#### Record list
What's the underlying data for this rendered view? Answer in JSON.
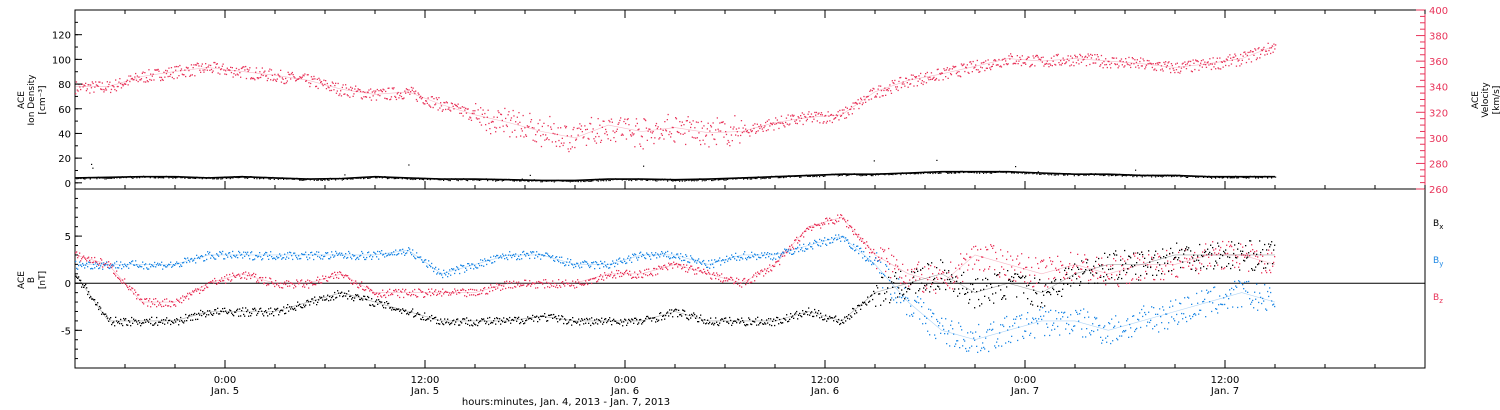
{
  "chart_data": [
    {
      "type": "scatter",
      "panel": "top",
      "ylabel_left": [
        "ACE",
        "Ion Density",
        "[cm⁻³]"
      ],
      "ylabel_right": [
        "ACE",
        "Velocity",
        "[km/s]"
      ],
      "ylim_left": [
        -5,
        140
      ],
      "yticks_left": [
        "0",
        "20",
        "40",
        "60",
        "80",
        "100",
        "120"
      ],
      "ylim_right": [
        260,
        400
      ],
      "yticks_right": [
        "260",
        "280",
        "300",
        "320",
        "340",
        "360",
        "380",
        "400"
      ],
      "colors": {
        "density": "#000000",
        "velocity": "#e8345a"
      },
      "series": [
        {
          "name": "Ion Density",
          "axis": "left",
          "points": [
            [
              0,
              4
            ],
            [
              2,
              4.5
            ],
            [
              4,
              5
            ],
            [
              6,
              5
            ],
            [
              8,
              4
            ],
            [
              10,
              5
            ],
            [
              12,
              4
            ],
            [
              14,
              3
            ],
            [
              16,
              3.5
            ],
            [
              18,
              5
            ],
            [
              20,
              4
            ],
            [
              22,
              3
            ],
            [
              24,
              3
            ],
            [
              26,
              2.5
            ],
            [
              28,
              2
            ],
            [
              30,
              2
            ],
            [
              32,
              3
            ],
            [
              34,
              3
            ],
            [
              36,
              2.5
            ],
            [
              38,
              3
            ],
            [
              40,
              4
            ],
            [
              42,
              5
            ],
            [
              44,
              6
            ],
            [
              46,
              7
            ],
            [
              48,
              7
            ],
            [
              50,
              8
            ],
            [
              52,
              9
            ],
            [
              54,
              9
            ],
            [
              56,
              9
            ],
            [
              58,
              8
            ],
            [
              60,
              7
            ],
            [
              62,
              7
            ],
            [
              64,
              6
            ],
            [
              66,
              6
            ],
            [
              68,
              5
            ],
            [
              70,
              5
            ],
            [
              72,
              5
            ]
          ]
        },
        {
          "name": "Velocity",
          "axis": "right",
          "points": [
            [
              0,
              340
            ],
            [
              2,
              340
            ],
            [
              4,
              348
            ],
            [
              6,
              352
            ],
            [
              8,
              355
            ],
            [
              10,
              352
            ],
            [
              12,
              349
            ],
            [
              14,
              345
            ],
            [
              16,
              338
            ],
            [
              18,
              334
            ],
            [
              20,
              336
            ],
            [
              22,
              326
            ],
            [
              24,
              318
            ],
            [
              26,
              312
            ],
            [
              28,
              305
            ],
            [
              30,
              300
            ],
            [
              32,
              310
            ],
            [
              34,
              305
            ],
            [
              36,
              308
            ],
            [
              38,
              304
            ],
            [
              40,
              305
            ],
            [
              42,
              312
            ],
            [
              44,
              316
            ],
            [
              46,
              318
            ],
            [
              48,
              336
            ],
            [
              50,
              345
            ],
            [
              52,
              350
            ],
            [
              54,
              356
            ],
            [
              56,
              362
            ],
            [
              58,
              360
            ],
            [
              60,
              362
            ],
            [
              62,
              360
            ],
            [
              64,
              358
            ],
            [
              66,
              355
            ],
            [
              68,
              358
            ],
            [
              70,
              362
            ],
            [
              72,
              372
            ]
          ]
        }
      ]
    },
    {
      "type": "scatter",
      "panel": "bottom",
      "ylabel_left": [
        "ACE",
        "B",
        "[nT]"
      ],
      "ylim": [
        -9,
        10
      ],
      "yticks": [
        "-5",
        "0",
        "5"
      ],
      "zero_line": true,
      "colors": {
        "Bx": "#000000",
        "By": "#1e88e5",
        "Bz": "#e8345a"
      },
      "series": [
        {
          "name": "Bx",
          "legend": [
            "B",
            "x"
          ],
          "points": [
            [
              0,
              1
            ],
            [
              2,
              -4
            ],
            [
              4,
              -4
            ],
            [
              6,
              -4
            ],
            [
              8,
              -3
            ],
            [
              10,
              -3
            ],
            [
              12,
              -3
            ],
            [
              14,
              -2
            ],
            [
              16,
              -1
            ],
            [
              18,
              -2
            ],
            [
              20,
              -3
            ],
            [
              22,
              -4
            ],
            [
              24,
              -4
            ],
            [
              26,
              -4
            ],
            [
              28,
              -3.5
            ],
            [
              30,
              -4
            ],
            [
              32,
              -4
            ],
            [
              34,
              -4
            ],
            [
              36,
              -3
            ],
            [
              38,
              -4
            ],
            [
              40,
              -4
            ],
            [
              42,
              -4
            ],
            [
              44,
              -3
            ],
            [
              46,
              -4
            ],
            [
              48,
              -1
            ],
            [
              50,
              0
            ],
            [
              52,
              1
            ],
            [
              54,
              -1
            ],
            [
              56,
              0
            ],
            [
              58,
              -1
            ],
            [
              60,
              1
            ],
            [
              62,
              2
            ],
            [
              64,
              2
            ],
            [
              66,
              3
            ],
            [
              68,
              3
            ],
            [
              70,
              3
            ],
            [
              72,
              3
            ]
          ]
        },
        {
          "name": "By",
          "legend": [
            "B",
            "y"
          ],
          "points": [
            [
              0,
              2
            ],
            [
              2,
              2
            ],
            [
              4,
              2
            ],
            [
              6,
              2
            ],
            [
              8,
              3
            ],
            [
              10,
              3
            ],
            [
              12,
              3
            ],
            [
              14,
              3
            ],
            [
              16,
              3
            ],
            [
              18,
              3
            ],
            [
              20,
              3.5
            ],
            [
              22,
              1
            ],
            [
              24,
              2
            ],
            [
              26,
              3
            ],
            [
              28,
              3
            ],
            [
              30,
              2
            ],
            [
              32,
              2
            ],
            [
              34,
              3
            ],
            [
              36,
              3
            ],
            [
              38,
              2
            ],
            [
              40,
              3
            ],
            [
              42,
              3
            ],
            [
              44,
              4
            ],
            [
              46,
              5
            ],
            [
              48,
              2
            ],
            [
              50,
              -2
            ],
            [
              52,
              -5
            ],
            [
              54,
              -6
            ],
            [
              56,
              -5
            ],
            [
              58,
              -4
            ],
            [
              60,
              -4
            ],
            [
              62,
              -5
            ],
            [
              64,
              -4
            ],
            [
              66,
              -3
            ],
            [
              68,
              -2
            ],
            [
              70,
              -1
            ],
            [
              72,
              -2
            ]
          ]
        },
        {
          "name": "Bz",
          "legend": [
            "B",
            "z"
          ],
          "points": [
            [
              0,
              3
            ],
            [
              2,
              2
            ],
            [
              4,
              -2
            ],
            [
              6,
              -2
            ],
            [
              8,
              0
            ],
            [
              10,
              1
            ],
            [
              12,
              0
            ],
            [
              14,
              0
            ],
            [
              16,
              1
            ],
            [
              18,
              -1
            ],
            [
              20,
              -1
            ],
            [
              22,
              -1
            ],
            [
              24,
              -1
            ],
            [
              26,
              0
            ],
            [
              28,
              0
            ],
            [
              30,
              0
            ],
            [
              32,
              1
            ],
            [
              34,
              1
            ],
            [
              36,
              2
            ],
            [
              38,
              1
            ],
            [
              40,
              0
            ],
            [
              42,
              2
            ],
            [
              44,
              6
            ],
            [
              46,
              7
            ],
            [
              48,
              3
            ],
            [
              50,
              1
            ],
            [
              52,
              0
            ],
            [
              54,
              3
            ],
            [
              56,
              2
            ],
            [
              58,
              1
            ],
            [
              60,
              2
            ],
            [
              62,
              1
            ],
            [
              64,
              2
            ],
            [
              66,
              2
            ],
            [
              68,
              3
            ],
            [
              70,
              3
            ],
            [
              72,
              2
            ]
          ]
        }
      ]
    }
  ],
  "x_axis": {
    "xlabel": "hours:minutes, Jan.  4, 2013 - Jan.  7, 2013",
    "xlim_hours": [
      0,
      81
    ],
    "ticks": [
      {
        "h": 9,
        "time": "0:00",
        "date": "Jan. 5"
      },
      {
        "h": 21,
        "time": "12:00",
        "date": "Jan. 5"
      },
      {
        "h": 33,
        "time": "0:00",
        "date": "Jan. 6"
      },
      {
        "h": 45,
        "time": "12:00",
        "date": "Jan. 6"
      },
      {
        "h": 57,
        "time": "0:00",
        "date": "Jan. 7"
      },
      {
        "h": 69,
        "time": "12:00",
        "date": "Jan. 7"
      }
    ]
  }
}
########
[What the exercise asks]
Among the lines of the material, find those that hold the word "name" and copy them.

[Answer to this problem]
          "name": "Ion Density",
          "name": "Velocity",
          "name": "Bx",
          "name": "By",
          "name": "Bz",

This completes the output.